* Collection entries *
^^^^^^^^

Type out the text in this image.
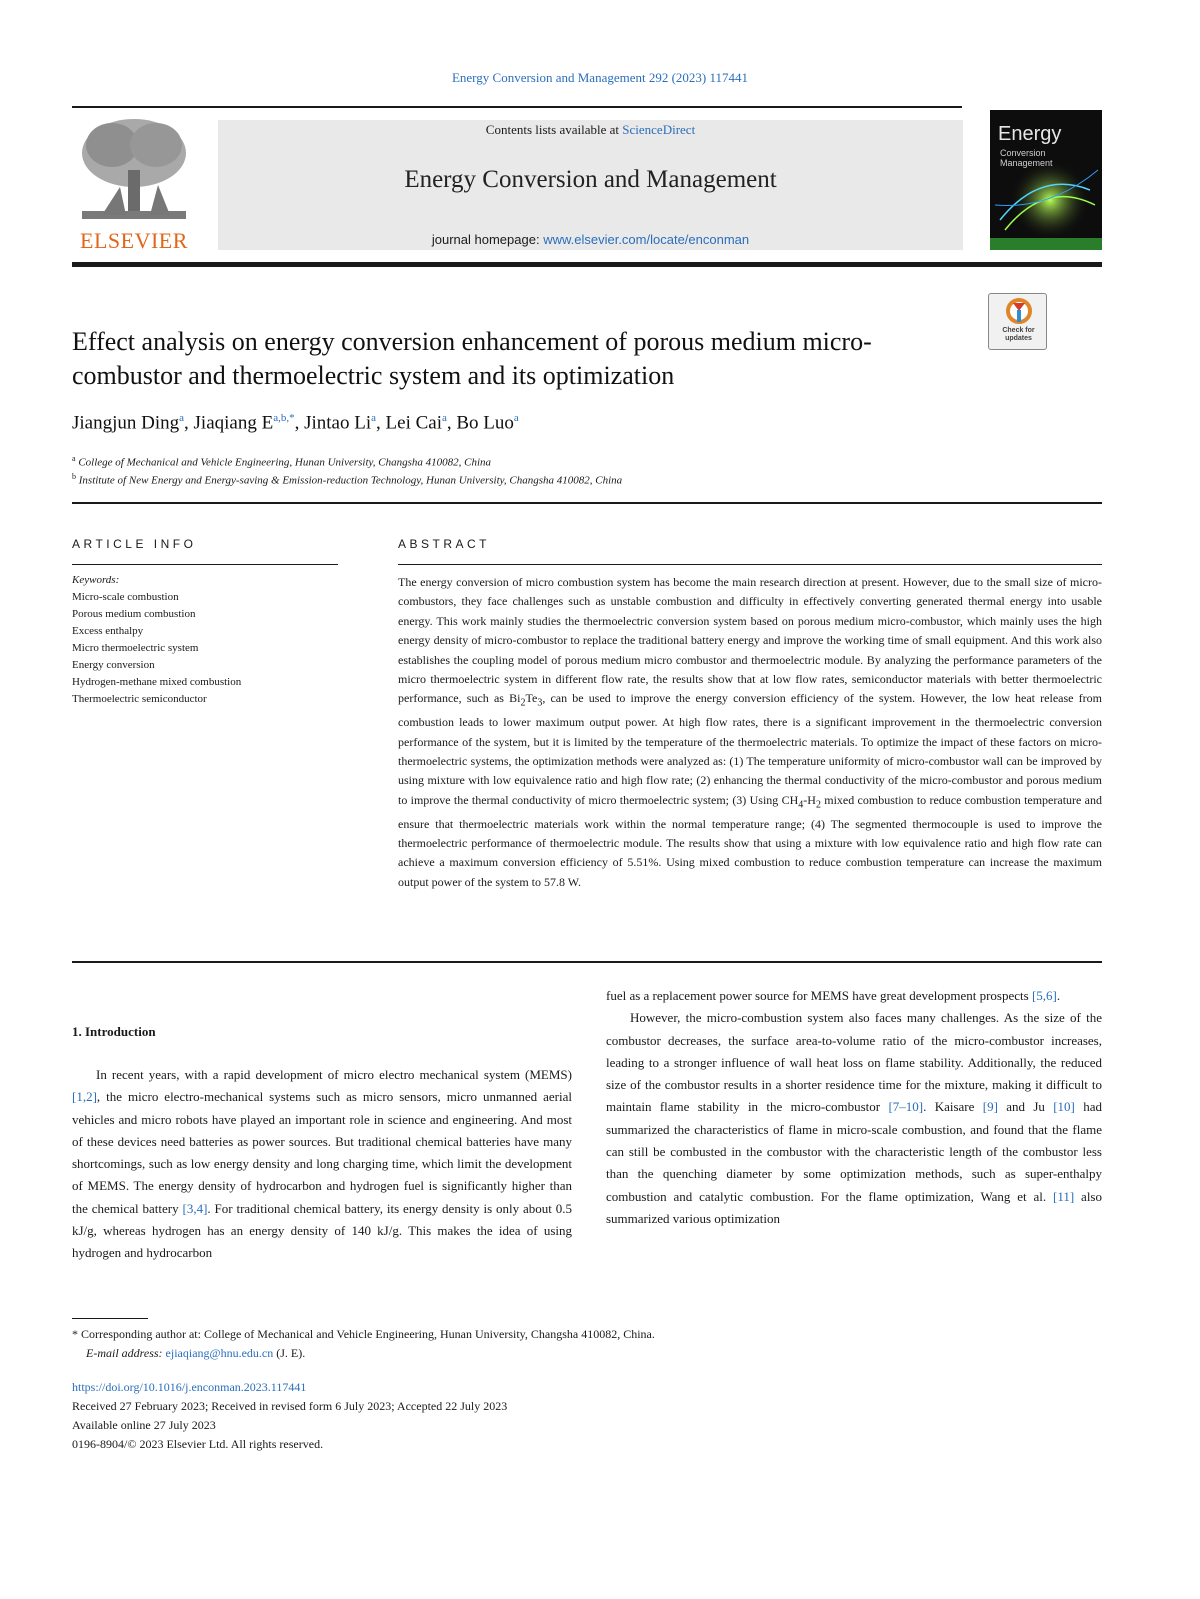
Energy Conversion and Management 292 (2023) 117441
ELSEVIER
Contents lists available at ScienceDirect
Energy Conversion and Management
journal homepage: www.elsevier.com/locate/enconman
Energy
Conversion
Management
Check for updates
Effect analysis on energy conversion enhancement of porous medium micro-combustor and thermoelectric system and its optimization
Jiangjun Ding$^a$, Jiaqiang $E^{a,b,*}$, Jintao Li$^a$, Lei Cai$^a$, Bo Luo$^a$
$^a$ College of Mechanical and Vehicle Engineering, Hunan University, Changsha 410082, China
$^b$ Institute of New Energy and Energy-saving & Emission-reduction Technology, Hunan University, Changsha 410082, China
ARTICLE INFO	ABSTRACT
Keywords:
Micro-scale combustion
Porous medium combustion
Excess enthalpy
Micro thermoelectric system
Energy conversion
Hydrogen-methane mixed combustion
Thermoelectric semiconductor
The energy conversion of micro combustion system has become the main research direction at present. However, due to the small size of micro-combustors, they face challenges such as unstable combustion and difficulty in effectively converting generated thermal energy into usable energy. This work mainly studies the thermoelectric conversion system based on porous medium micro-combustor, which mainly uses the high energy density of micro-combustor to replace the traditional battery energy and improve the working time of small equipment. And this work also establishes the coupling model of porous medium micro combustor and thermoelectric module. By analyzing the performance parameters of the micro thermoelectric system in different flow rate, the results show that at low flow rates, semiconductor materials with better thermoelectric performance, such as $Bi_2Te_3$, can be used to improve the energy conversion efficiency of the system. However, the low heat release from combustion leads to lower maximum output power. At high flow rates, there is a significant improvement in the thermoelectric conversion performance of the system, but it is limited by the temperature of the thermoelectric materials. To optimize the impact of these factors on micro-thermoelectric systems, the optimization methods were analyzed as: (1) The temperature uniformity of micro-combustor wall can be improved by using mixture with low equivalence ratio and high flow rate; (2) enhancing the thermal conductivity of the micro-combustor and porous medium to improve the thermal conductivity of micro thermoelectric system; (3) Using $CH_4-H_2$ mixed combustion to reduce combustion temperature and ensure that thermoelectric materials work within the normal temperature range; (4) The segmented thermocouple is used to improve the thermoelectric performance of thermoelectric module. The results show that using a mixture with low equivalence ratio and high flow rate can achieve a maximum conversion efficiency of 5.51%. Using mixed combustion to reduce combustion temperature can increase the maximum output power of the system to 57.8 W.
1. Introduction
In recent years, with a rapid development of micro electro mechanical system (MEMS) [1,2], the micro electro-mechanical systems such as micro sensors, micro unmanned aerial vehicles and micro robots have played an important role in science and engineering. And most of these devices need batteries as power sources. But traditional chemical batteries have many shortcomings, such as low energy density and long charging time, which limit the development of MEMS. The energy density of hydrocarbon and hydrogen fuel is significantly higher than the chemical battery [3,4]. For traditional chemical battery, its energy density is only about 0.5 kJ/g, whereas hydrogen has an energy density of 140 kJ/g. This makes the idea of using hydrogen and hydrocarbon
fuel as a replacement power source for MEMS have great development prospects [5,6].
However, the micro-combustion system also faces many challenges. As the size of the combustor decreases, the surface area-to-volume ratio of the micro-combustor increases, leading to a stronger influence of wall heat loss on flame stability. Additionally, the reduced size of the combustor results in a shorter residence time for the mixture, making it difficult to maintain flame stability in the micro-combustor [7–10]. Kaisare [9] and Ju [10] had summarized the characteristics of flame in micro-scale combustion, and found that the flame can still be combusted in the combustor with the characteristic length of the combustor less than the quenching diameter by some optimization methods, such as super-enthalpy combustion and catalytic combustion. For the flame optimization, Wang et al. [11] also summarized various optimization
* Corresponding author at: College of Mechanical and Vehicle Engineering, Hunan University, Changsha 410082, China.
E-mail address: ejiaqiang@hnu.edu.cn (J. E).
https://doi.org/10.1016/j.enconman.2023.117441
Received 27 February 2023; Received in revised form 6 July 2023; Accepted 22 July 2023
Available online 27 July 2023
0196-8904/© 2023 Elsevier Ltd. All rights reserved.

^^^^^^^^

* Directions *
Restate the whole listing above exactly, please, omitting every image.

* Full response *
Type out the text in this image.
Energy Conversion and Management 292 (2023) 117441
ELSEVIER
Contents lists available at ScienceDirect
Energy Conversion and Management
journal homepage: www.elsevier.com/locate/enconman
Energy
Conversion
Management
Check for updates
Effect analysis on energy conversion enhancement of porous medium micro-combustor and thermoelectric system and its optimization
Jiangjun Ding$^a$, Jiaqiang $E^{a,b,*}$, Jintao Li$^a$, Lei Cai$^a$, Bo Luo$^a$
$^a$ College of Mechanical and Vehicle Engineering, Hunan University, Changsha 410082, China
$^b$ Institute of New Energy and Energy-saving & Emission-reduction Technology, Hunan University, Changsha 410082, China
ARTICLE INFO	ABSTRACT
Keywords:
Micro-scale combustion
Porous medium combustion
Excess enthalpy
Micro thermoelectric system
Energy conversion
Hydrogen-methane mixed combustion
Thermoelectric semiconductor
The energy conversion of micro combustion system has become the main research direction at present. However, due to the small size of micro-combustors, they face challenges such as unstable combustion and difficulty in effectively converting generated thermal energy into usable energy. This work mainly studies the thermoelectric conversion system based on porous medium micro-combustor, which mainly uses the high energy density of micro-combustor to replace the traditional battery energy and improve the working time of small equipment. And this work also establishes the coupling model of porous medium micro combustor and thermoelectric module. By analyzing the performance parameters of the micro thermoelectric system in different flow rate, the results show that at low flow rates, semiconductor materials with better thermoelectric performance, such as $Bi_2Te_3$, can be used to improve the energy conversion efficiency of the system. However, the low heat release from combustion leads to lower maximum output power. At high flow rates, there is a significant improvement in the thermoelectric conversion performance of the system, but it is limited by the temperature of the thermoelectric materials. To optimize the impact of these factors on micro-thermoelectric systems, the optimization methods were analyzed as: (1) The temperature uniformity of micro-combustor wall can be improved by using mixture with low equivalence ratio and high flow rate; (2) enhancing the thermal conductivity of the micro-combustor and porous medium to improve the thermal conductivity of micro thermoelectric system; (3) Using $CH_4-H_2$ mixed combustion to reduce combustion temperature and ensure that thermoelectric materials work within the normal temperature range; (4) The segmented thermocouple is used to improve the thermoelectric performance of thermoelectric module. The results show that using a mixture with low equivalence ratio and high flow rate can achieve a maximum conversion efficiency of 5.51%. Using mixed combustion to reduce combustion temperature can increase the maximum output power of the system to 57.8 W.
1. Introduction
In recent years, with a rapid development of micro electro mechanical system (MEMS) [1,2], the micro electro-mechanical systems such as micro sensors, micro unmanned aerial vehicles and micro robots have played an important role in science and engineering. And most of these devices need batteries as power sources. But traditional chemical batteries have many shortcomings, such as low energy density and long charging time, which limit the development of MEMS. The energy density of hydrocarbon and hydrogen fuel is significantly higher than the chemical battery [3,4]. For traditional chemical battery, its energy density is only about 0.5 kJ/g, whereas hydrogen has an energy density of 140 kJ/g. This makes the idea of using hydrogen and hydrocarbon
fuel as a replacement power source for MEMS have great development prospects [5,6].
However, the micro-combustion system also faces many challenges. As the size of the combustor decreases, the surface area-to-volume ratio of the micro-combustor increases, leading to a stronger influence of wall heat loss on flame stability. Additionally, the reduced size of the combustor results in a shorter residence time for the mixture, making it difficult to maintain flame stability in the micro-combustor [7–10]. Kaisare [9] and Ju [10] had summarized the characteristics of flame in micro-scale combustion, and found that the flame can still be combusted in the combustor with the characteristic length of the combustor less than the quenching diameter by some optimization methods, such as super-enthalpy combustion and catalytic combustion. For the flame optimization, Wang et al. [11] also summarized various optimization
* Corresponding author at: College of Mechanical and Vehicle Engineering, Hunan University, Changsha 410082, China.
E-mail address: ejiaqiang@hnu.edu.cn (J. E).
https://doi.org/10.1016/j.enconman.2023.117441
Received 27 February 2023; Received in revised form 6 July 2023; Accepted 22 July 2023
Available online 27 July 2023
0196-8904/© 2023 Elsevier Ltd. All rights reserved.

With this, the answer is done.